Data entries:
****************************************
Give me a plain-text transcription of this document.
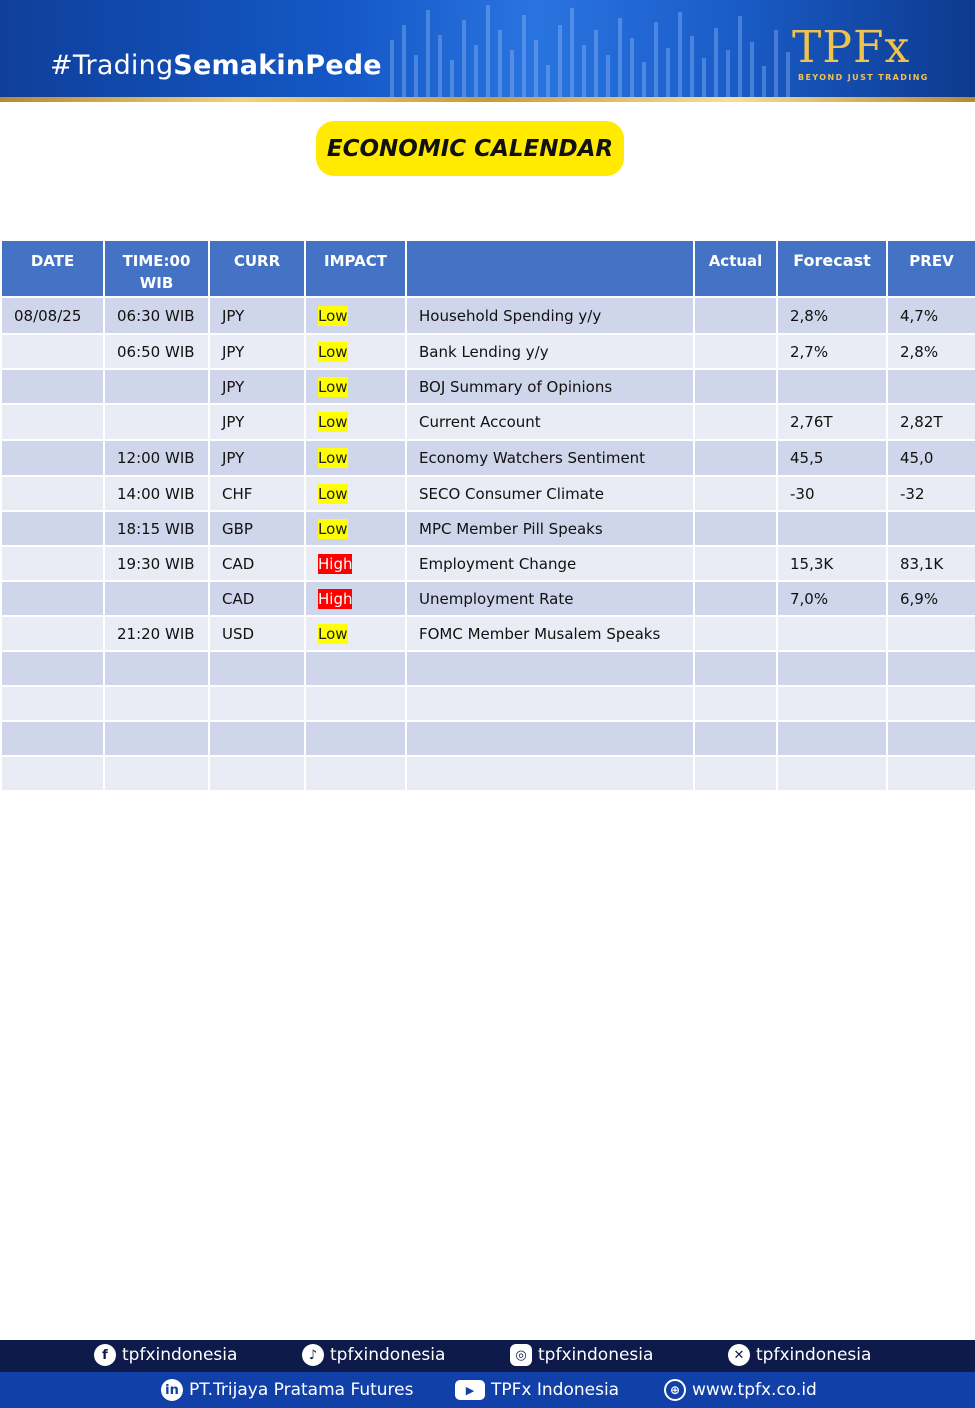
#TradingSemakinPede	TPFx
BEYOND JUST TRADING
ECONOMIC CALENDAR
DATE	TIME:00 WIB	CURR	IMPACT		Actual	Forecast	PREV
08/08/25	06:30 WIB	JPY	Low	Household Spending y/y		2,8%	4,7%
	06:50 WIB	JPY	Low	Bank Lending y/y		2,7%	2,8%
		JPY	Low	BOJ Summary of Opinions			
		JPY	Low	Current Account		2,76T	2,82T
	12:00 WIB	JPY	Low	Economy Watchers Sentiment		45,5	45,0
	14:00 WIB	CHF	Low	SECO Consumer Climate		-30	-32
	18:15 WIB	GBP	Low	MPC Member Pill Speaks			
	19:30 WIB	CAD	High	Employment Change		15,3K	83,1K
		CAD	High	Unemployment Rate		7,0%	6,9%
	21:20 WIB	USD	Low	FOMC Member Musalem Speaks			

f tpfxindonesia	♪ tpfxindonesia	◎ tpfxindonesia	✕ tpfxindonesia
in PT.Trijaya Pratama Futures	▶ TPFx Indonesia	⊕ www.tpfx.co.id
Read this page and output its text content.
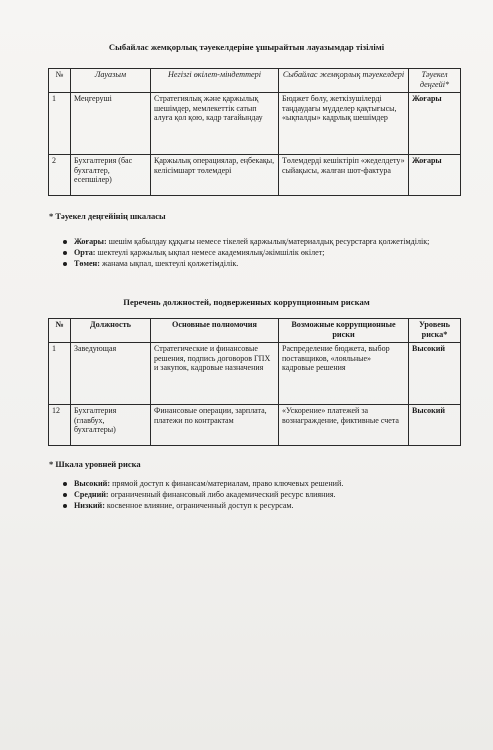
Сыбайлас жемқорлық тәуекелдеріне ұшырайтын лауазымдар тізілімі
№	Лауазым	Негізгі өкілет-міндеттері	Сыбайлас жемқорлық тәуекелдері	Тәуекел деңгейі*
1	Меңгеруші	Стратегиялық және қаржылық шешімдер, мемлекеттік сатып алуға қол қою, кадр тағайындау	Бюджет бөлу, жеткізушілерді таңдаудағы мүдделер қақтығысы, «ықпалды» кадрлық шешімдер	Жоғары
2	Бухгалтерия (бас бухгалтер, есепшілер)	Қаржылық операциялар, еңбекақы, келісімшарт төлемдері	Төлемдерді кешіктіріп «жеделдету» сыйақысы, жалған шот-фактура	Жоғары
* Тәуекел деңгейінің шкаласы
Жоғары: шешім қабылдау құқығы немесе тікелей қаржылық/материалдық ресурстарға қолжетімділік;
Орта: шектеулі қаржылық ықпал немесе академиялық/әкімшілік өкілет;
Төмен: жанама ықпал, шектеулі қолжетімділік.
Перечень должностей, подверженных коррупционным рискам
№	Должность	Основные полномочия	Возможные коррупционные риски	Уровень риска*
1	Заведующая	Стратегические и финансовые решения, подпись договоров ГПХ и закупок, кадровые назначения	Распределение бюджета, выбор поставщиков, «лояльные» кадровые решения	Высокий
12	Бухгалтерия (главбух, бухгалтеры)	Финансовые операции, зарплата, платежи по контрактам	«Ускорение» платежей за вознаграждение, фиктивные счета	Высокий
* Шкала уровней риска
Высокий: прямой доступ к финансам/материалам, право ключевых решений.
Средний: ограниченный финансовый либо академический ресурс влияния.
Низкий: косвенное влияние, ограниченный доступ к ресурсам.
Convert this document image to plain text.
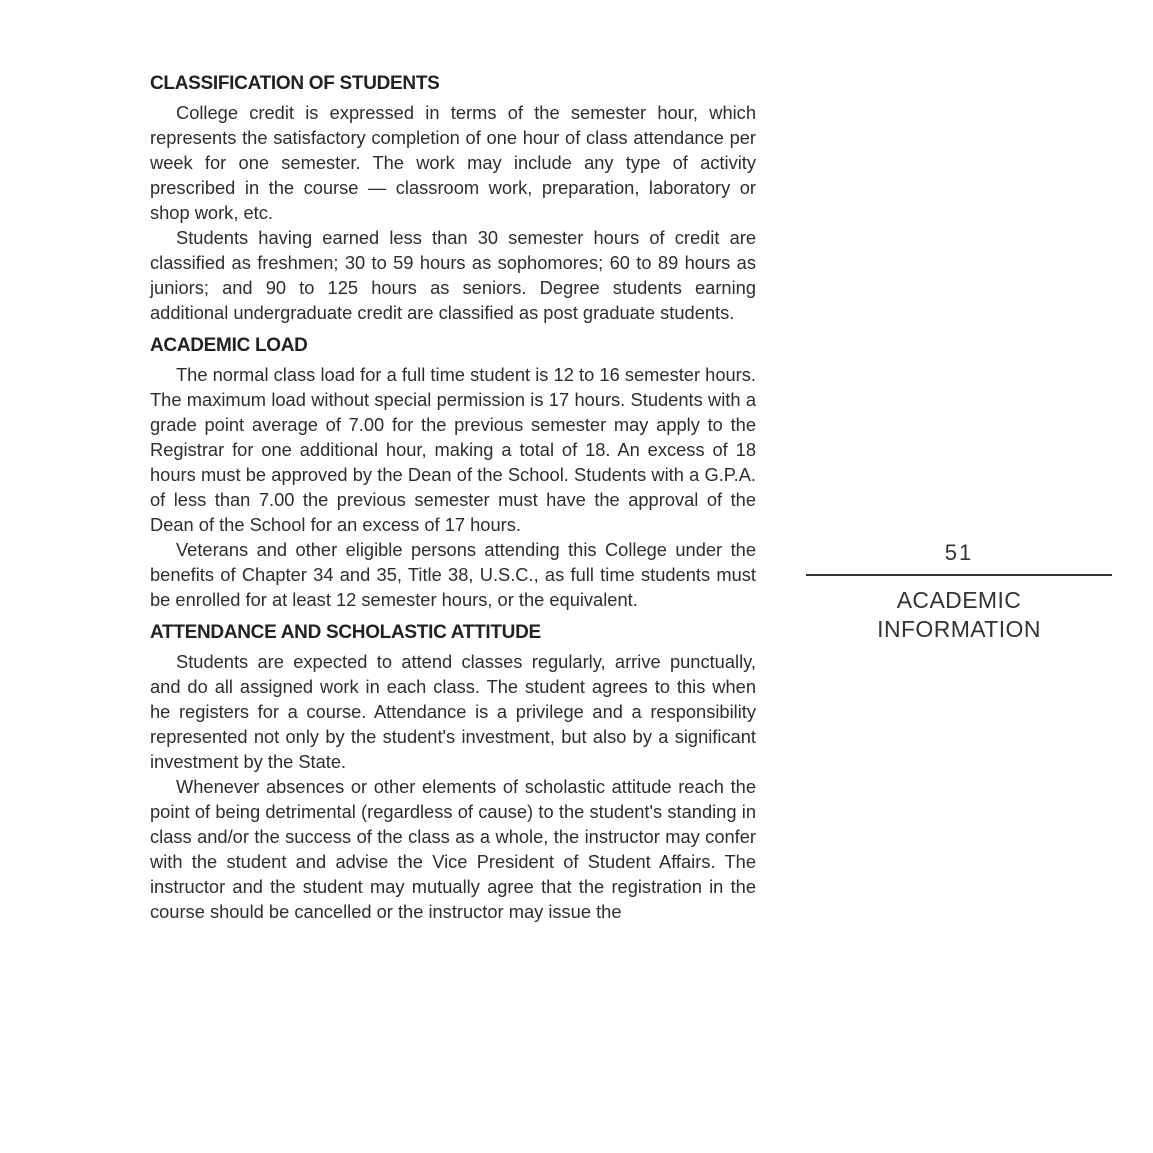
CLASSIFICATION OF STUDENTS

College credit is expressed in terms of the semester hour, which represents the satisfactory completion of one hour of class attendance per week for one semester. The work may include any type of activity prescribed in the course — classroom work, preparation, laboratory or shop work, etc.

Students having earned less than 30 semester hours of credit are classified as freshmen; 30 to 59 hours as sophomores; 60 to 89 hours as juniors; and 90 to 125 hours as seniors. Degree students earning additional undergraduate credit are classified as post graduate students.

ACADEMIC LOAD

The normal class load for a full time student is 12 to 16 semester hours. The maximum load without special permission is 17 hours. Students with a grade point average of 7.00 for the previous semester may apply to the Registrar for one additional hour, making a total of 18. An excess of 18 hours must be approved by the Dean of the School. Students with a G.P.A. of less than 7.00 the previous semester must have the approval of the Dean of the School for an excess of 17 hours.

Veterans and other eligible persons attending this College under the benefits of Chapter 34 and 35, Title 38, U.S.C., as full time students must be enrolled for at least 12 semester hours, or the equivalent.

ATTENDANCE AND SCHOLASTIC ATTITUDE

Students are expected to attend classes regularly, arrive punctually, and do all assigned work in each class. The student agrees to this when he registers for a course. Attendance is a privilege and a responsibility represented not only by the student's investment, but also by a significant investment by the State.

Whenever absences or other elements of scholastic attitude reach the point of being detrimental (regardless of cause) to the student's standing in class and/or the success of the class as a whole, the instructor may confer with the student and advise the Vice President of Student Affairs. The instructor and the student may mutually agree that the registration in the course should be cancelled or the instructor may issue the

51
ACADEMIC
INFORMATION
****************************************
## Exercise
Copy every record above exactly, leaving out the pictures.

## Completed task
Give me a plain-text transcription of this document.
#TradingSemakinPede	TPFx
BEYOND JUST TRADING
ECONOMIC CALENDAR
DATE	TIME:00 WIB	CURR	IMPACT		Actual	Forecast	PREV
08/08/25	06:30 WIB	JPY	Low	Household Spending y/y		2,8%	4,7%
	06:50 WIB	JPY	Low	Bank Lending y/y		2,7%	2,8%
		JPY	Low	BOJ Summary of Opinions			
		JPY	Low	Current Account		2,76T	2,82T
	12:00 WIB	JPY	Low	Economy Watchers Sentiment		45,5	45,0
	14:00 WIB	CHF	Low	SECO Consumer Climate		-30	-32
	18:15 WIB	GBP	Low	MPC Member Pill Speaks			
	19:30 WIB	CAD	High	Employment Change		15,3K	83,1K
		CAD	High	Unemployment Rate		7,0%	6,9%
	21:20 WIB	USD	Low	FOMC Member Musalem Speaks			

f tpfxindonesia	♪ tpfxindonesia	◎ tpfxindonesia	✕ tpfxindonesia
in PT.Trijaya Pratama Futures	▶ TPFx Indonesia	⊕ www.tpfx.co.id
Read this page and output its text content.
Сыбайлас жемқорлық тәуекелдеріне ұшырайтын лауазымдар тізілімі
№	Лауазым	Негізгі өкілет-міндеттері	Сыбайлас жемқорлық тәуекелдері	Тәуекел деңгейі*
1	Меңгеруші	Стратегиялық және қаржылық шешімдер, мемлекеттік сатып алуға қол қою, кадр тағайындау	Бюджет бөлу, жеткізушілерді таңдаудағы мүдделер қақтығысы, «ықпалды» кадрлық шешімдер	Жоғары
2	Бухгалтерия (бас бухгалтер, есепшілер)	Қаржылық операциялар, еңбекақы, келісімшарт төлемдері	Төлемдерді кешіктіріп «жеделдету» сыйақысы, жалған шот-фактура	Жоғары
* Тәуекел деңгейінің шкаласы
Жоғары: шешім қабылдау құқығы немесе тікелей қаржылық/материалдық ресурстарға қолжетімділік;
Орта: шектеулі қаржылық ықпал немесе академиялық/әкімшілік өкілет;
Төмен: жанама ықпал, шектеулі қолжетімділік.
Перечень должностей, подверженных коррупционным рискам
№	Должность	Основные полномочия	Возможные коррупционные риски	Уровень риска*
1	Заведующая	Стратегические и финансовые решения, подпись договоров ГПХ и закупок, кадровые назначения	Распределение бюджета, выбор поставщиков, «лояльные» кадровые решения	Высокий
12	Бухгалтерия (главбух, бухгалтеры)	Финансовые операции, зарплата, платежи по контрактам	«Ускорение» платежей за вознаграждение, фиктивные счета	Высокий
* Шкала уровней риска
Высокий: прямой доступ к финансам/материалам, право ключевых решений.
Средний: ограниченный финансовый либо академический ресурс влияния.
Низкий: косвенное влияние, ограниченный доступ к ресурсам.
Convert this document image to plain text.
CLASSIFICATION OF STUDENTS

College credit is expressed in terms of the semester hour, which represents the satisfactory completion of one hour of class attendance per week for one semester. The work may include any type of activity prescribed in the course — classroom work, preparation, laboratory or shop work, etc.

Students having earned less than 30 semester hours of credit are classified as freshmen; 30 to 59 hours as sophomores; 60 to 89 hours as juniors; and 90 to 125 hours as seniors. Degree students earning additional undergraduate credit are classified as post graduate students.

ACADEMIC LOAD

The normal class load for a full time student is 12 to 16 semester hours. The maximum load without special permission is 17 hours. Students with a grade point average of 7.00 for the previous semester may apply to the Registrar for one additional hour, making a total of 18. An excess of 18 hours must be approved by the Dean of the School. Students with a G.P.A. of less than 7.00 the previous semester must have the approval of the Dean of the School for an excess of 17 hours.

Veterans and other eligible persons attending this College under the benefits of Chapter 34 and 35, Title 38, U.S.C., as full time students must be enrolled for at least 12 semester hours, or the equivalent.

ATTENDANCE AND SCHOLASTIC ATTITUDE

Students are expected to attend classes regularly, arrive punctually, and do all assigned work in each class. The student agrees to this when he registers for a course. Attendance is a privilege and a responsibility represented not only by the student's investment, but also by a significant investment by the State.

Whenever absences or other elements of scholastic attitude reach the point of being detrimental (regardless of cause) to the student's standing in class and/or the success of the class as a whole, the instructor may confer with the student and advise the Vice President of Student Affairs. The instructor and the student may mutually agree that the registration in the course should be cancelled or the instructor may issue the

51
ACADEMIC
INFORMATION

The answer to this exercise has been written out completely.